>> BEGIN

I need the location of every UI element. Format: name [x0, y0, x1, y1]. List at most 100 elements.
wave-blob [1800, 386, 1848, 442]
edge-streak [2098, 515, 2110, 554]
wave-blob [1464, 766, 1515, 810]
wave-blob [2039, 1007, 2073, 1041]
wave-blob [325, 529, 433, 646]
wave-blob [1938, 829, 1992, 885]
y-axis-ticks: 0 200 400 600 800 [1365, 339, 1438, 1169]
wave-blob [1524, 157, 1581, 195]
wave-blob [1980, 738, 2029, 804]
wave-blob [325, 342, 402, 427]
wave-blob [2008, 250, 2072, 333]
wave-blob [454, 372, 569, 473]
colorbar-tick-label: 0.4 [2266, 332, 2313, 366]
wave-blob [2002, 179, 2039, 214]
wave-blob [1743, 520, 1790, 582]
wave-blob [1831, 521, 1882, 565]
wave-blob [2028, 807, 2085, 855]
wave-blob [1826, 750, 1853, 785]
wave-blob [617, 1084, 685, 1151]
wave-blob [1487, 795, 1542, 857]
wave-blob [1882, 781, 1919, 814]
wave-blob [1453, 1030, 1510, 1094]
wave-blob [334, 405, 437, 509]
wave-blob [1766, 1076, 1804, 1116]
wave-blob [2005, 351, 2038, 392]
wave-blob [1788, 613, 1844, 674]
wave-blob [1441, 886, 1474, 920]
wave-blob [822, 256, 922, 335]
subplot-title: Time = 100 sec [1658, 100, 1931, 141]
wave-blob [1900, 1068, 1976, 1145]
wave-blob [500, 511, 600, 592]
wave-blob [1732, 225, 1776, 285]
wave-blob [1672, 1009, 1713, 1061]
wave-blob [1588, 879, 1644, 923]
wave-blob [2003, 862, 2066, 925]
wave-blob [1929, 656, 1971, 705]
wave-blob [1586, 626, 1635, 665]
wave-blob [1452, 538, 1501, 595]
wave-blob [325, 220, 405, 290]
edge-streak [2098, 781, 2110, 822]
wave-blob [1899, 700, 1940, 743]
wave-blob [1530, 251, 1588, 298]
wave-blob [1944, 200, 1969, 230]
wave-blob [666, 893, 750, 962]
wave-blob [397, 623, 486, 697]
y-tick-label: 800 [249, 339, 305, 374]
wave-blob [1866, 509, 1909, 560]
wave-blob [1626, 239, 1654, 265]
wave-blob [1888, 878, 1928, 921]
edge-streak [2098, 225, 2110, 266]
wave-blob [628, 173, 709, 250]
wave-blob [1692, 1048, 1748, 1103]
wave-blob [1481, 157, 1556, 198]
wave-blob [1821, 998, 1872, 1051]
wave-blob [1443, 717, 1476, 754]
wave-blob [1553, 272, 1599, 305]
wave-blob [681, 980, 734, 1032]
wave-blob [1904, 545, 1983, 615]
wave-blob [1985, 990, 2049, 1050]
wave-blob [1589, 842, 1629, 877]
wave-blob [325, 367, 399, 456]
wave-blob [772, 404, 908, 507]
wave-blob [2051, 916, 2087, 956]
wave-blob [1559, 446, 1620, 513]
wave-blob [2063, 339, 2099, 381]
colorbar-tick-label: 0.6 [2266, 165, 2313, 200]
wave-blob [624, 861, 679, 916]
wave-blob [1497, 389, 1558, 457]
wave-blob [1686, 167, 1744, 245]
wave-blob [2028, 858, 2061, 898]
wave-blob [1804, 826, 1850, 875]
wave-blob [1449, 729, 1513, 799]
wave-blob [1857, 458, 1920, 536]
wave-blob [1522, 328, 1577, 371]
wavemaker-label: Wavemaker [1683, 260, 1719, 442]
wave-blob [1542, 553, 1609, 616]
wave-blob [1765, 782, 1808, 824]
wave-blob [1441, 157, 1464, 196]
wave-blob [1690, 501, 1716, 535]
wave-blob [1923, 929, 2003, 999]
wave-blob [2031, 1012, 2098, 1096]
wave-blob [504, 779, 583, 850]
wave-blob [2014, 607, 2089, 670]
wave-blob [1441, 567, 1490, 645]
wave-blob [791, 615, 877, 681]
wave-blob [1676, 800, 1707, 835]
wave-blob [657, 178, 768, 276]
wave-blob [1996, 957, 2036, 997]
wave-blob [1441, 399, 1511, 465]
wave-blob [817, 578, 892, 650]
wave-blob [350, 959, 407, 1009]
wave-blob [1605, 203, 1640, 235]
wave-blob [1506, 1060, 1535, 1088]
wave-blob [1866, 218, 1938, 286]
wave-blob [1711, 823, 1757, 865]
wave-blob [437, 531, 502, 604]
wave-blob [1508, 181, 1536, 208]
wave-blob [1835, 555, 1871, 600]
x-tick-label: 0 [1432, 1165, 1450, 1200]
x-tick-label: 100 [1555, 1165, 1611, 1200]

>> END

**Task description:** Could you reproduce the material above, from its first line up to and including the line with "wave-blob [1882, 781, 1919, 814]", character for character?

**Reply:**
I need the location of every UI element. Format: name [x0, y0, x1, y1]. List at most 100 elements.
wave-blob [1800, 386, 1848, 442]
edge-streak [2098, 515, 2110, 554]
wave-blob [1464, 766, 1515, 810]
wave-blob [2039, 1007, 2073, 1041]
wave-blob [325, 529, 433, 646]
wave-blob [1938, 829, 1992, 885]
y-axis-ticks: 0 200 400 600 800 [1365, 339, 1438, 1169]
wave-blob [1524, 157, 1581, 195]
wave-blob [1980, 738, 2029, 804]
wave-blob [325, 342, 402, 427]
wave-blob [2008, 250, 2072, 333]
wave-blob [454, 372, 569, 473]
colorbar-tick-label: 0.4 [2266, 332, 2313, 366]
wave-blob [2002, 179, 2039, 214]
wave-blob [1743, 520, 1790, 582]
wave-blob [1831, 521, 1882, 565]
wave-blob [2028, 807, 2085, 855]
wave-blob [1826, 750, 1853, 785]
wave-blob [617, 1084, 685, 1151]
wave-blob [1487, 795, 1542, 857]
wave-blob [1882, 781, 1919, 814]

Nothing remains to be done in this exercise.